● **Written task**: Write the records out again exactly, leaving no images in.

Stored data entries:
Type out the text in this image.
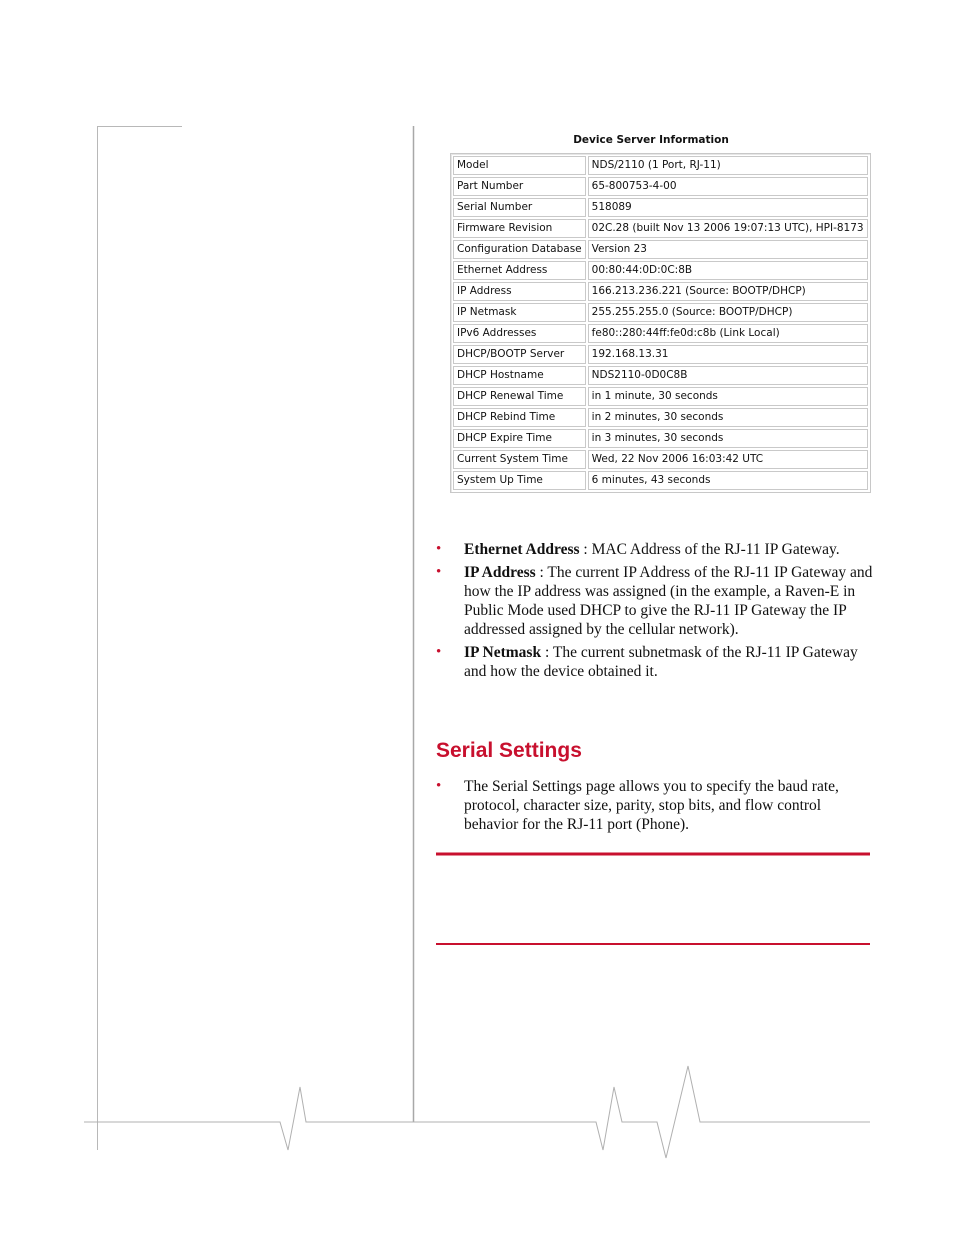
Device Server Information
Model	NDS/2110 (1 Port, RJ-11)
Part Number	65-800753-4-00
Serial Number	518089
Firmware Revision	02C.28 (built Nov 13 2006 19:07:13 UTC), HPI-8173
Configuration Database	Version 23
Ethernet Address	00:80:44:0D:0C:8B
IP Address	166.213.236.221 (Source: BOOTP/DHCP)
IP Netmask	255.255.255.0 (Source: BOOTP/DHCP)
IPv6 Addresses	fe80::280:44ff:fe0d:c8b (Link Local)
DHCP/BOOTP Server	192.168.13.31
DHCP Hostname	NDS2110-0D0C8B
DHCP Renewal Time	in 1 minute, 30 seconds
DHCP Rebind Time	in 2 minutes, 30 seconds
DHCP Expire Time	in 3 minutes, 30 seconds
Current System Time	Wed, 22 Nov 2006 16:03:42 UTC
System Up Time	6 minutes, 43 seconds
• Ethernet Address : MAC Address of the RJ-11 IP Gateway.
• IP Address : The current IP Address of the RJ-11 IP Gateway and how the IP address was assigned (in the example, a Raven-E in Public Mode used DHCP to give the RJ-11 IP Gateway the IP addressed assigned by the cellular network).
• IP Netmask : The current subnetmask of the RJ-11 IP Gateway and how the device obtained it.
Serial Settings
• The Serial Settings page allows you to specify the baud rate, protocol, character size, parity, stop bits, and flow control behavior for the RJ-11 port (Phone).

● **Solved problem**:
Type out the text in this image.
Device Server Information
Model	NDS/2110 (1 Port, RJ-11)
Part Number	65-800753-4-00
Serial Number	518089
Firmware Revision	02C.28 (built Nov 13 2006 19:07:13 UTC), HPI-8173
Configuration Database	Version 23
Ethernet Address	00:80:44:0D:0C:8B
IP Address	166.213.236.221 (Source: BOOTP/DHCP)
IP Netmask	255.255.255.0 (Source: BOOTP/DHCP)
IPv6 Addresses	fe80::280:44ff:fe0d:c8b (Link Local)
DHCP/BOOTP Server	192.168.13.31
DHCP Hostname	NDS2110-0D0C8B
DHCP Renewal Time	in 1 minute, 30 seconds
DHCP Rebind Time	in 2 minutes, 30 seconds
DHCP Expire Time	in 3 minutes, 30 seconds
Current System Time	Wed, 22 Nov 2006 16:03:42 UTC
System Up Time	6 minutes, 43 seconds
• Ethernet Address : MAC Address of the RJ-11 IP Gateway.
• IP Address : The current IP Address of the RJ-11 IP Gateway and how the IP address was assigned (in the example, a Raven-E in Public Mode used DHCP to give the RJ-11 IP Gateway the IP addressed assigned by the cellular network).
• IP Netmask : The current subnetmask of the RJ-11 IP Gateway and how the device obtained it.
Serial Settings
• The Serial Settings page allows you to specify the baud rate, protocol, character size, parity, stop bits, and flow control behavior for the RJ-11 port (Phone).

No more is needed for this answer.